**What you will do**
State how many lines in the records contain the string "uart", treating uppercase and lowercase letters as different. Reply with the number alone.

------ The input

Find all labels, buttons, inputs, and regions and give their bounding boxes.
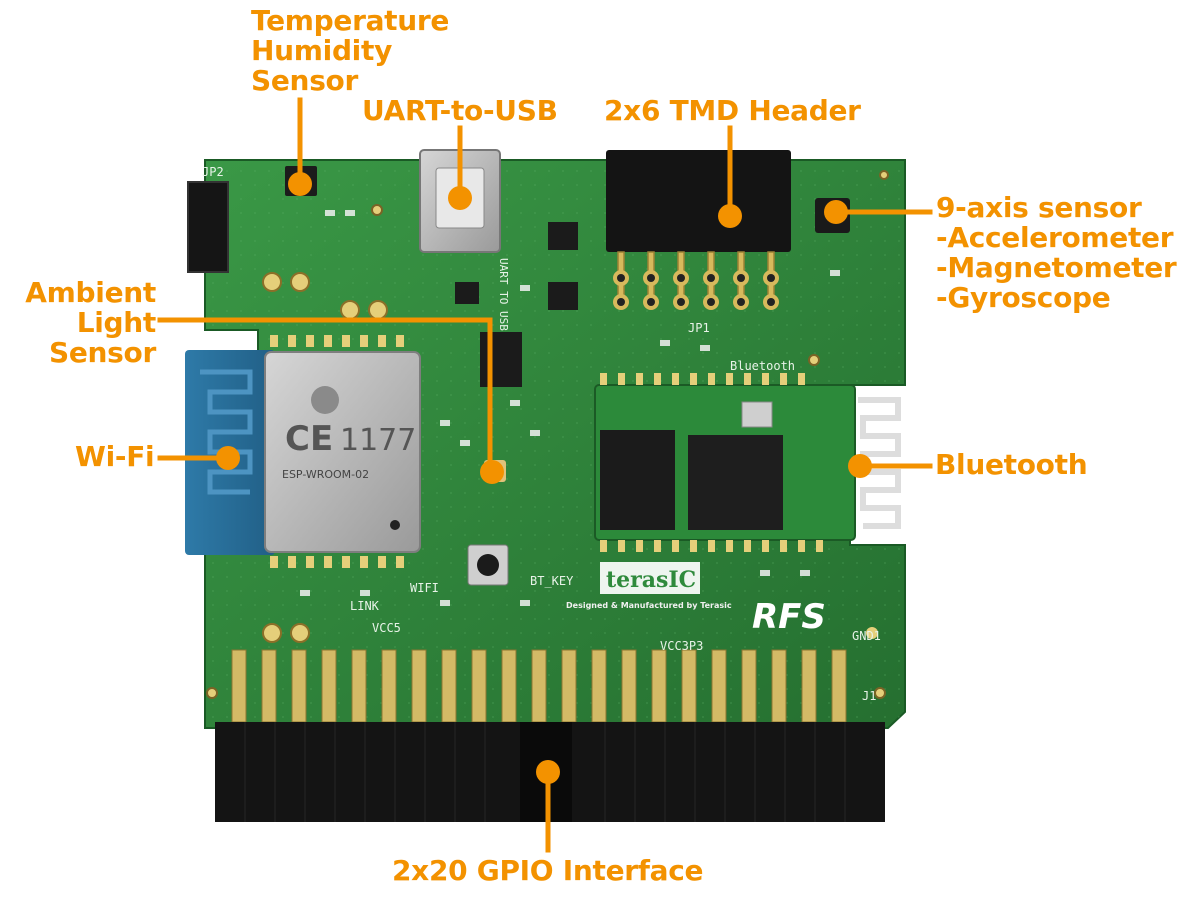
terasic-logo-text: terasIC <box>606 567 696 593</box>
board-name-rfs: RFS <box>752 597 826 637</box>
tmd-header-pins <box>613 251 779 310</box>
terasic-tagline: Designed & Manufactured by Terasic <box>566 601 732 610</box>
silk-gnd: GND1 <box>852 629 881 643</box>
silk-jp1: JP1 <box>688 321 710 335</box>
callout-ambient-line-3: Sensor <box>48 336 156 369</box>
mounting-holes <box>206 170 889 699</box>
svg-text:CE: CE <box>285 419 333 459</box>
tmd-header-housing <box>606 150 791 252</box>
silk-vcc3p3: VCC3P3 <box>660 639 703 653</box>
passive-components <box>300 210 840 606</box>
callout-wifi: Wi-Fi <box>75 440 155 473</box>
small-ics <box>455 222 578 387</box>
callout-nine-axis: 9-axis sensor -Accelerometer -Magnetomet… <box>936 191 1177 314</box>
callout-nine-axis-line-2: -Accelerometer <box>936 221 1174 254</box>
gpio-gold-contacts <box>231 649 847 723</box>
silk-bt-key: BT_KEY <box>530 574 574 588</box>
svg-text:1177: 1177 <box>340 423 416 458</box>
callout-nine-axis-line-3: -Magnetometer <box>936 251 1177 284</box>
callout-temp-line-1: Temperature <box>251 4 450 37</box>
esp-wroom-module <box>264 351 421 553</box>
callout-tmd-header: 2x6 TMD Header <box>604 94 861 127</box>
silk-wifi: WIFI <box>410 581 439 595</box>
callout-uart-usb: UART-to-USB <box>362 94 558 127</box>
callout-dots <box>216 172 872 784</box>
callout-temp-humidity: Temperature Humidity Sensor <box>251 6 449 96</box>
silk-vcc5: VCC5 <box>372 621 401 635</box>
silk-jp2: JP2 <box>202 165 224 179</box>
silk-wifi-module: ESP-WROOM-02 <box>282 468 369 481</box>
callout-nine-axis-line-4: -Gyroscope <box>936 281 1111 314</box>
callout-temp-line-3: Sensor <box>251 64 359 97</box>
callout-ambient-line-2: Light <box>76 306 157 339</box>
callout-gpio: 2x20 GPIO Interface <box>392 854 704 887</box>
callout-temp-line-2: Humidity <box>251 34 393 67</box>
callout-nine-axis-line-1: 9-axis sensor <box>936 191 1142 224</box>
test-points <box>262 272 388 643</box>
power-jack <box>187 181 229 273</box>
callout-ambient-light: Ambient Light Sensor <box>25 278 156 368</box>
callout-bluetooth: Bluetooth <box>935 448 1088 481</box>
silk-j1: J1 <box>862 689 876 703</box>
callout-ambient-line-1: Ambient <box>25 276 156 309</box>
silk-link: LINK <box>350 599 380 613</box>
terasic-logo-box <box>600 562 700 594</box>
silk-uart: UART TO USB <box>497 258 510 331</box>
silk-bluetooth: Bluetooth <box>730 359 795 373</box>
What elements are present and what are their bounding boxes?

------------

**Final result**
2